╔══

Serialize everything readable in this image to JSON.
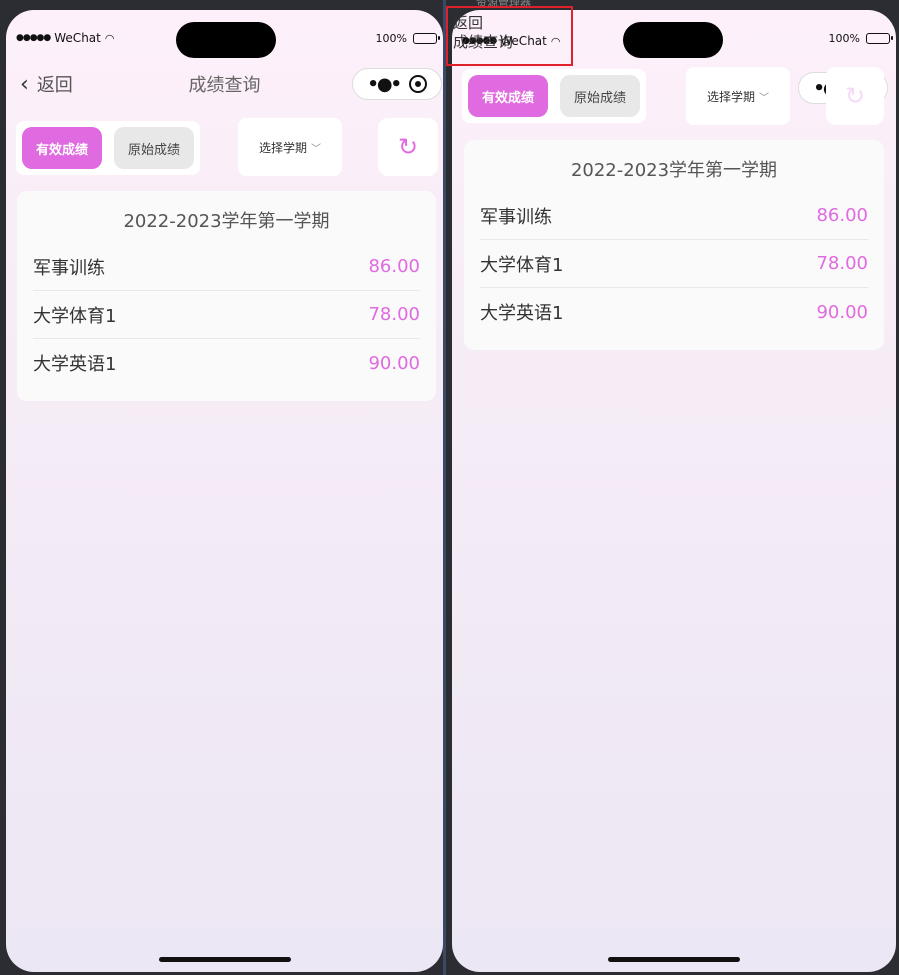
{
  "status": {
    "carrier": "WeChat",
    "battery": "100%"
  },
  "nav": {
    "back_label": "返回",
    "title": "成绩查询"
  },
  "tabs": [
    {
      "label": "有效成绩",
      "active": true
    },
    {
      "label": "原始成绩",
      "active": false
    }
  ],
  "term_select": {
    "label": "选择学期"
  },
  "term": {
    "title": "2022-2023学年第一学期",
    "courses": [
      {
        "name": "军事训练",
        "score": "86.00"
      },
      {
        "name": "大学体育1",
        "score": "78.00"
      },
      {
        "name": "大学英语1",
        "score": "90.00"
      }
    ]
  },
  "overlay": {
    "line1": "返回",
    "line2": "成绩查询"
  },
  "top_glimpse": "资源管理器",
  "colors": {
    "accent": "#e06ae0",
    "highlight_box": "#e0202a"
  },
  "icons": {
    "back": "chevron-left-icon",
    "more": "more-dots-icon",
    "close": "target-icon",
    "refresh": "refresh-icon",
    "dropdown": "chevron-down-icon"
  }
}
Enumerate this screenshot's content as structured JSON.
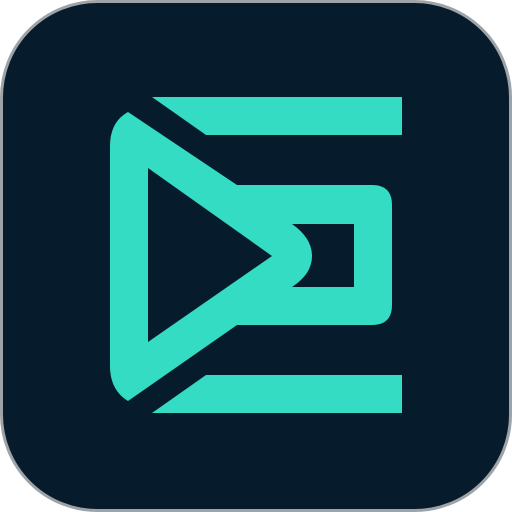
{
  "icon": {
    "name": "video-play-logo-icon",
    "colors": {
      "background": "#061c2d",
      "border": "#9ea3a7",
      "accent": "#34dcc3"
    }
  }
}
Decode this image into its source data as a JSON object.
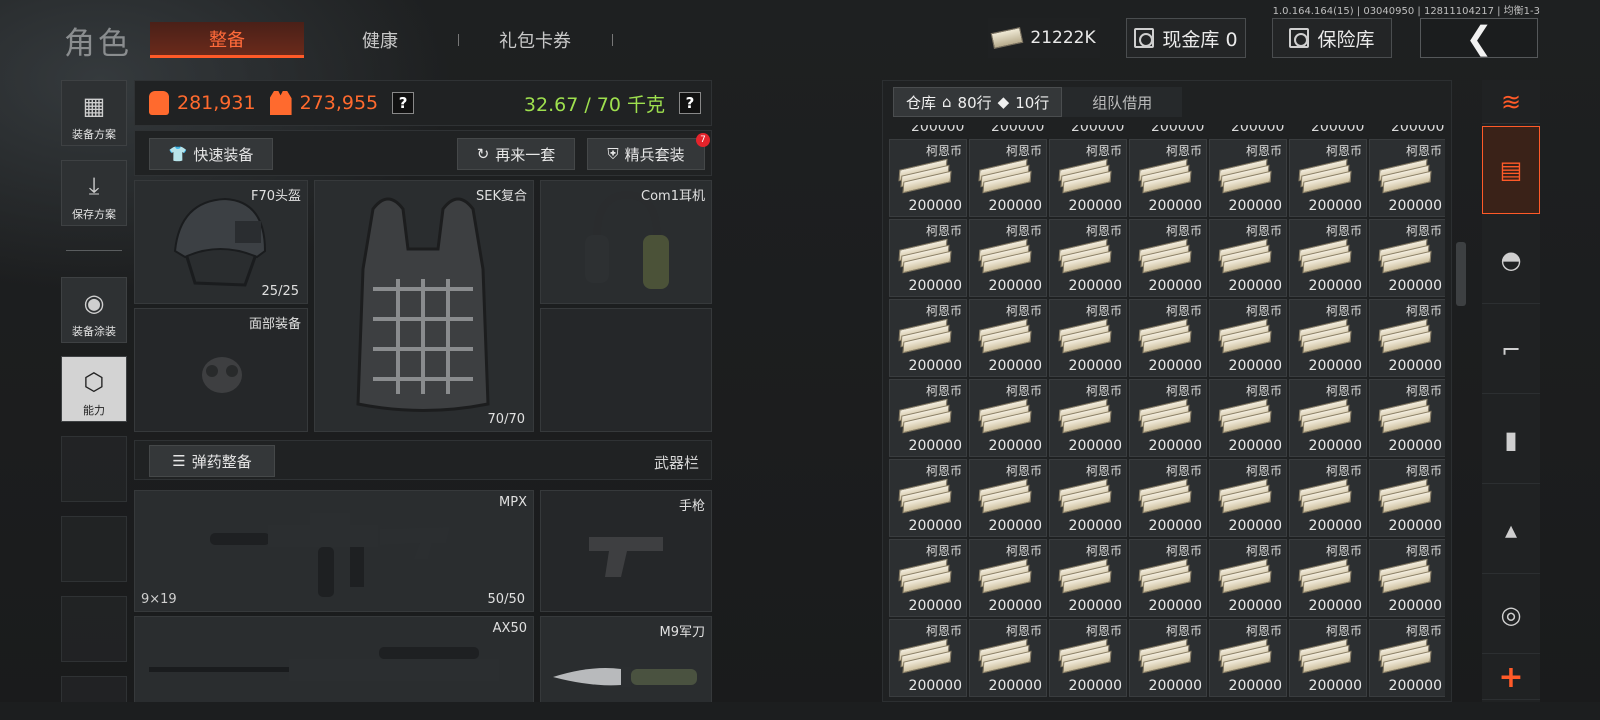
{
  "version": "1.0.164.164(15) | 03040950 | 12811104217 | 均衡1-3",
  "header": {
    "title": "角色",
    "tabs": [
      {
        "label": "整备",
        "active": true
      },
      {
        "label": "健康"
      },
      {
        "label": "礼包卡券"
      }
    ],
    "cash": "21222K",
    "cash_vault": "现金库 0",
    "safe_vault": "保险库",
    "accent_color": "#ff5a28"
  },
  "sidebar": {
    "items": [
      {
        "label": "装备方案",
        "icon": "vest-icon"
      },
      {
        "label": "保存方案",
        "icon": "download-icon"
      },
      {
        "label": "装备涂装",
        "icon": "camo-icon"
      },
      {
        "label": "能力",
        "icon": "ability-icon",
        "active": true
      }
    ]
  },
  "stats": {
    "bag_value": "281,931",
    "vest_value": "273,955",
    "weight": "32.67 / 70 千克",
    "help": "?"
  },
  "actions": {
    "quick_equip": "快速装备",
    "again": "再来一套",
    "elite": "精兵套装",
    "elite_badge": "7"
  },
  "gear": {
    "helmet": {
      "label": "F70头盔",
      "count": "25/25"
    },
    "armor": {
      "label": "SEK复合",
      "count": "70/70"
    },
    "headset": {
      "label": "Com1耳机"
    },
    "face": {
      "label": "面部装备"
    }
  },
  "weapons": {
    "ammo_button": "弹药整备",
    "bar_label": "武器栏",
    "primary": {
      "label": "MPX",
      "caliber": "9×19",
      "count": "50/50"
    },
    "pistol": {
      "label": "手枪"
    },
    "secondary": {
      "label": "AX50"
    },
    "knife": {
      "label": "M9军刀"
    }
  },
  "storage": {
    "tab_label": "仓库",
    "rows_label": "80行",
    "rows_label2": "10行",
    "team_tab": "组队借用",
    "item_name": "柯恩币",
    "item_qty": "200000",
    "columns": 7,
    "rows": 7
  },
  "categories": [
    "all-icon",
    "storage-icon",
    "helmet-icon",
    "rifle-icon",
    "magazine-icon",
    "ammo-icon",
    "scope-icon",
    "add-icon"
  ]
}
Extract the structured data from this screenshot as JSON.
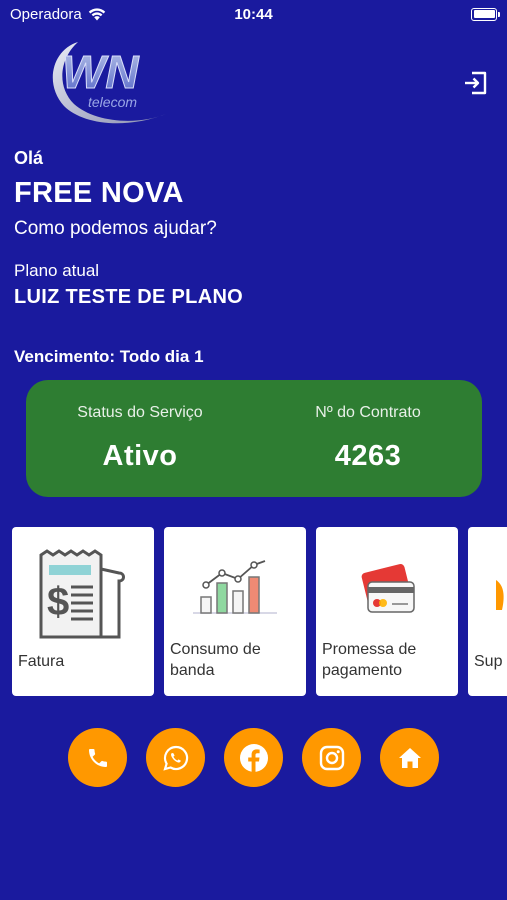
{
  "status_bar": {
    "carrier": "Operadora",
    "time": "10:44"
  },
  "header": {
    "logo_text": "WN",
    "logo_subtext": "telecom"
  },
  "greeting": {
    "hello": "Olá",
    "name": "FREE NOVA",
    "question": "Como podemos ajudar?"
  },
  "plan": {
    "label": "Plano atual",
    "name": "LUIZ TESTE DE PLANO",
    "due": "Vencimento: Todo dia 1"
  },
  "service": {
    "status_label": "Status do Serviço",
    "status_value": "Ativo",
    "contract_label": "Nº do Contrato",
    "contract_value": "4263",
    "card_color": "#2e7d32"
  },
  "cards": [
    {
      "label": "Fatura",
      "icon": "invoice-icon"
    },
    {
      "label": "Consumo de banda",
      "icon": "bandwidth-chart-icon"
    },
    {
      "label": "Promessa de pagamento",
      "icon": "credit-card-icon"
    },
    {
      "label": "Sup",
      "icon": "support-icon"
    }
  ],
  "social": [
    {
      "icon": "phone-icon"
    },
    {
      "icon": "whatsapp-icon"
    },
    {
      "icon": "facebook-icon"
    },
    {
      "icon": "instagram-icon"
    },
    {
      "icon": "home-icon"
    }
  ],
  "colors": {
    "background": "#1a1a9e",
    "accent": "#ff9800",
    "card": "#ffffff"
  }
}
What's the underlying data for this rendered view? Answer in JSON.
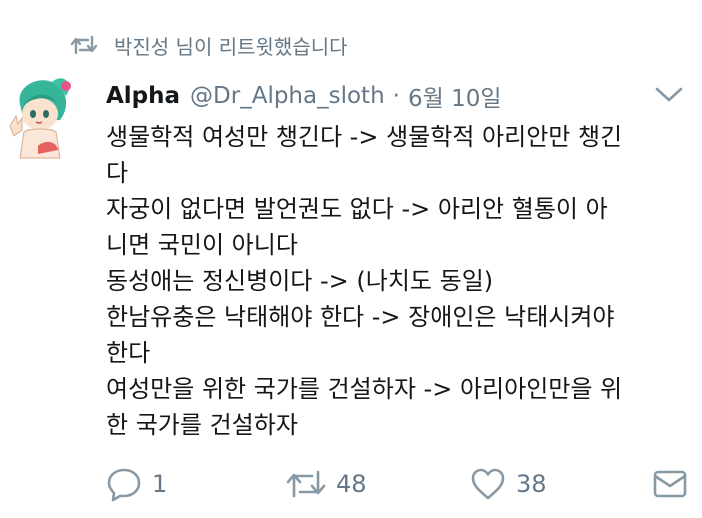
{
  "retweet_banner": {
    "icon": "retweet-icon",
    "text": "박진성 님이 리트윗했습니다"
  },
  "tweet": {
    "author_name": "Alpha",
    "author_handle": "@Dr_Alpha_sloth",
    "separator": "·",
    "date": "6월 10일",
    "lines": [
      "생물학적 여성만 챙긴다 -> 생물학적 아리안만 챙긴",
      "다",
      "자궁이 없다면 발언권도 없다 -> 아리안 혈통이 아",
      "니면 국민이 아니다",
      "동성애는 정신병이다 -> (나치도 동일)",
      "한남유충은 낙태해야 한다 -> 장애인은 낙태시켜야",
      "한다",
      "여성만을 위한 국가를 건설하자 -> 아리아인만을 위",
      "한 국가를 건설하자"
    ]
  },
  "actions": {
    "reply": {
      "icon": "reply-icon",
      "count": "1"
    },
    "retweet": {
      "icon": "retweet-icon",
      "count": "48"
    },
    "like": {
      "icon": "heart-icon",
      "count": "38"
    },
    "dm": {
      "icon": "envelope-icon"
    }
  },
  "colors": {
    "text_primary": "#14171a",
    "text_secondary": "#657786"
  }
}
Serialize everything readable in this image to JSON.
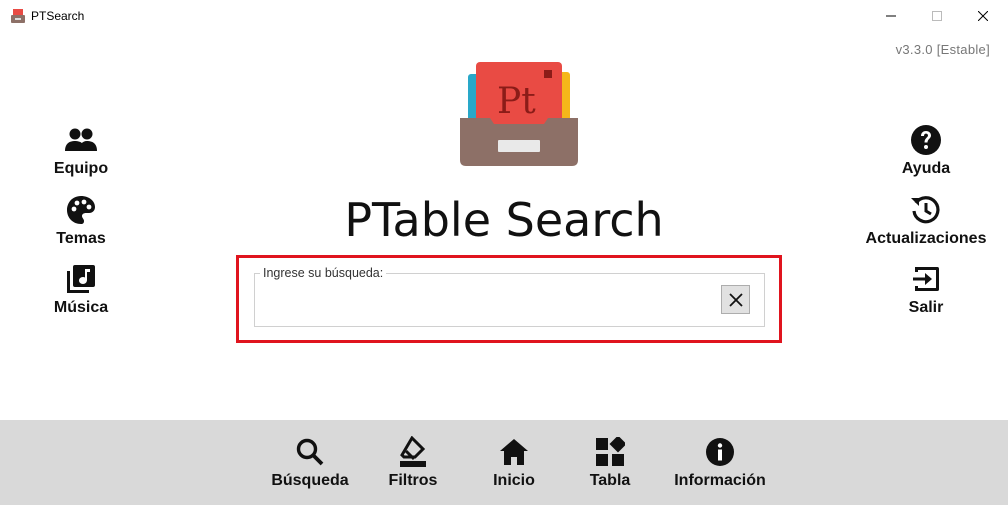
{
  "window": {
    "title": "PTSearch",
    "app_icon": "ptsearch-app-icon",
    "controls": [
      "minimize-icon",
      "maximize-icon",
      "close-icon"
    ]
  },
  "version": "v3.3.0 [Estable]",
  "app_title": "PTable Search",
  "logo": {
    "icon": "ptable-logo",
    "text": "Pt"
  },
  "left_menu": [
    {
      "label": "Equipo",
      "icon": "people-icon"
    },
    {
      "label": "Temas",
      "icon": "palette-icon"
    },
    {
      "label": "Música",
      "icon": "music-library-icon"
    }
  ],
  "right_menu": [
    {
      "label": "Ayuda",
      "icon": "help-icon"
    },
    {
      "label": "Actualizaciones",
      "icon": "update-icon"
    },
    {
      "label": "Salir",
      "icon": "exit-icon"
    }
  ],
  "search": {
    "legend": "Ingrese su búsqueda:",
    "value": "",
    "placeholder": "",
    "clear_icon": "clear-icon"
  },
  "bottom_nav": [
    {
      "label": "Búsqueda",
      "icon": "search-icon"
    },
    {
      "label": "Filtros",
      "icon": "filter-eraser-icon"
    },
    {
      "label": "Inicio",
      "icon": "home-icon"
    },
    {
      "label": "Tabla",
      "icon": "grid-icon"
    },
    {
      "label": "Información",
      "icon": "info-icon"
    }
  ],
  "colors": {
    "highlight": "#e0141e",
    "bottom_bar": "#d9d9d9",
    "logo_red": "#e94b44",
    "logo_brown": "#8d7067"
  }
}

╚══

[REQUEST] Transcribe the full listing character for character. Pictures are excluded.

[REPLY]
Serialize everything readable in this image to JSON.
{
  "status": {
    "carrier": "WeChat",
    "battery": "100%"
  },
  "nav": {
    "back_label": "返回",
    "title": "成绩查询"
  },
  "tabs": [
    {
      "label": "有效成绩",
      "active": true
    },
    {
      "label": "原始成绩",
      "active": false
    }
  ],
  "term_select": {
    "label": "选择学期"
  },
  "term": {
    "title": "2022-2023学年第一学期",
    "courses": [
      {
        "name": "军事训练",
        "score": "86.00"
      },
      {
        "name": "大学体育1",
        "score": "78.00"
      },
      {
        "name": "大学英语1",
        "score": "90.00"
      }
    ]
  },
  "overlay": {
    "line1": "返回",
    "line2": "成绩查询"
  },
  "top_glimpse": "资源管理器",
  "colors": {
    "accent": "#e06ae0",
    "highlight_box": "#e0202a"
  },
  "icons": {
    "back": "chevron-left-icon",
    "more": "more-dots-icon",
    "close": "target-icon",
    "refresh": "refresh-icon",
    "dropdown": "chevron-down-icon"
  }
}
Enumerate this screenshot's content as structured JSON.
{
  "icon": {
    "name": "video-play-logo-icon",
    "colors": {
      "background": "#061c2d",
      "border": "#9ea3a7",
      "accent": "#34dcc3"
    }
  }
}
Decode this image into its source data as a JSON object.
{
  "version": "1.0.164.164(15) | 03040950 | 12811104217 | 均衡1-3",
  "header": {
    "title": "角色",
    "tabs": [
      {
        "label": "整备",
        "active": true
      },
      {
        "label": "健康"
      },
      {
        "label": "礼包卡券"
      }
    ],
    "cash": "21222K",
    "cash_vault": "现金库 0",
    "safe_vault": "保险库",
    "accent_color": "#ff5a28"
  },
  "sidebar": {
    "items": [
      {
        "label": "装备方案",
        "icon": "vest-icon"
      },
      {
        "label": "保存方案",
        "icon": "download-icon"
      },
      {
        "label": "装备涂装",
        "icon": "camo-icon"
      },
      {
        "label": "能力",
        "icon": "ability-icon",
        "active": true
      }
    ]
  },
  "stats": {
    "bag_value": "281,931",
    "vest_value": "273,955",
    "weight": "32.67 / 70 千克",
    "help": "?"
  },
  "actions": {
    "quick_equip": "快速装备",
    "again": "再来一套",
    "elite": "精兵套装",
    "elite_badge": "7"
  },
  "gear": {
    "helmet": {
      "label": "F70头盔",
      "count": "25/25"
    },
    "armor": {
      "label": "SEK复合",
      "count": "70/70"
    },
    "headset": {
      "label": "Com1耳机"
    },
    "face": {
      "label": "面部装备"
    }
  },
  "weapons": {
    "ammo_button": "弹药整备",
    "bar_label": "武器栏",
    "primary": {
      "label": "MPX",
      "caliber": "9×19",
      "count": "50/50"
    },
    "pistol": {
      "label": "手枪"
    },
    "secondary": {
      "label": "AX50"
    },
    "knife": {
      "label": "M9军刀"
    }
  },
  "storage": {
    "tab_label": "仓库",
    "rows_label": "80行",
    "rows_label2": "10行",
    "team_tab": "组队借用",
    "item_name": "柯恩币",
    "item_qty": "200000",
    "columns": 7,
    "rows": 7
  },
  "categories": [
    "all-icon",
    "storage-icon",
    "helmet-icon",
    "rifle-icon",
    "magazine-icon",
    "ammo-icon",
    "scope-icon",
    "add-icon"
  ]
}
Extract the structured data from this screenshot as JSON.
{
  "status_bar": {
    "carrier": "Operadora",
    "time": "10:44"
  },
  "header": {
    "logo_text": "WN",
    "logo_subtext": "telecom"
  },
  "greeting": {
    "hello": "Olá",
    "name": "FREE NOVA",
    "question": "Como podemos ajudar?"
  },
  "plan": {
    "label": "Plano atual",
    "name": "LUIZ TESTE DE PLANO",
    "due": "Vencimento: Todo dia 1"
  },
  "service": {
    "status_label": "Status do Serviço",
    "status_value": "Ativo",
    "contract_label": "Nº do Contrato",
    "contract_value": "4263",
    "card_color": "#2e7d32"
  },
  "cards": [
    {
      "label": "Fatura",
      "icon": "invoice-icon"
    },
    {
      "label": "Consumo de banda",
      "icon": "bandwidth-chart-icon"
    },
    {
      "label": "Promessa de pagamento",
      "icon": "credit-card-icon"
    },
    {
      "label": "Sup",
      "icon": "support-icon"
    }
  ],
  "social": [
    {
      "icon": "phone-icon"
    },
    {
      "icon": "whatsapp-icon"
    },
    {
      "icon": "facebook-icon"
    },
    {
      "icon": "instagram-icon"
    },
    {
      "icon": "home-icon"
    }
  ],
  "colors": {
    "background": "#1a1a9e",
    "accent": "#ff9800",
    "card": "#ffffff"
  }
}
What's the underlying data for this rendered view? Answer in JSON.
{
  "retweet_banner": {
    "icon": "retweet-icon",
    "text": "박진성 님이 리트윗했습니다"
  },
  "tweet": {
    "author_name": "Alpha",
    "author_handle": "@Dr_Alpha_sloth",
    "separator": "·",
    "date": "6월 10일",
    "lines": [
      "생물학적 여성만 챙긴다 -> 생물학적 아리안만 챙긴",
      "다",
      "자궁이 없다면 발언권도 없다 -> 아리안 혈통이 아",
      "니면 국민이 아니다",
      "동성애는 정신병이다 -> (나치도 동일)",
      "한남유충은 낙태해야 한다 -> 장애인은 낙태시켜야",
      "한다",
      "여성만을 위한 국가를 건설하자 -> 아리아인만을 위",
      "한 국가를 건설하자"
    ]
  },
  "actions": {
    "reply": {
      "icon": "reply-icon",
      "count": "1"
    },
    "retweet": {
      "icon": "retweet-icon",
      "count": "48"
    },
    "like": {
      "icon": "heart-icon",
      "count": "38"
    },
    "dm": {
      "icon": "envelope-icon"
    }
  },
  "colors": {
    "text_primary": "#14171a",
    "text_secondary": "#657786"
  }
}
Serialize everything readable in this image to JSON.
{
  "window": {
    "title": "PTSearch",
    "app_icon": "ptsearch-app-icon",
    "controls": [
      "minimize-icon",
      "maximize-icon",
      "close-icon"
    ]
  },
  "version": "v3.3.0 [Estable]",
  "app_title": "PTable Search",
  "logo": {
    "icon": "ptable-logo",
    "text": "Pt"
  },
  "left_menu": [
    {
      "label": "Equipo",
      "icon": "people-icon"
    },
    {
      "label": "Temas",
      "icon": "palette-icon"
    },
    {
      "label": "Música",
      "icon": "music-library-icon"
    }
  ],
  "right_menu": [
    {
      "label": "Ayuda",
      "icon": "help-icon"
    },
    {
      "label": "Actualizaciones",
      "icon": "update-icon"
    },
    {
      "label": "Salir",
      "icon": "exit-icon"
    }
  ],
  "search": {
    "legend": "Ingrese su búsqueda:",
    "value": "",
    "placeholder": "",
    "clear_icon": "clear-icon"
  },
  "bottom_nav": [
    {
      "label": "Búsqueda",
      "icon": "search-icon"
    },
    {
      "label": "Filtros",
      "icon": "filter-eraser-icon"
    },
    {
      "label": "Inicio",
      "icon": "home-icon"
    },
    {
      "label": "Tabla",
      "icon": "grid-icon"
    },
    {
      "label": "Información",
      "icon": "info-icon"
    }
  ],
  "colors": {
    "highlight": "#e0141e",
    "bottom_bar": "#d9d9d9",
    "logo_red": "#e94b44",
    "logo_brown": "#8d7067"
  }
}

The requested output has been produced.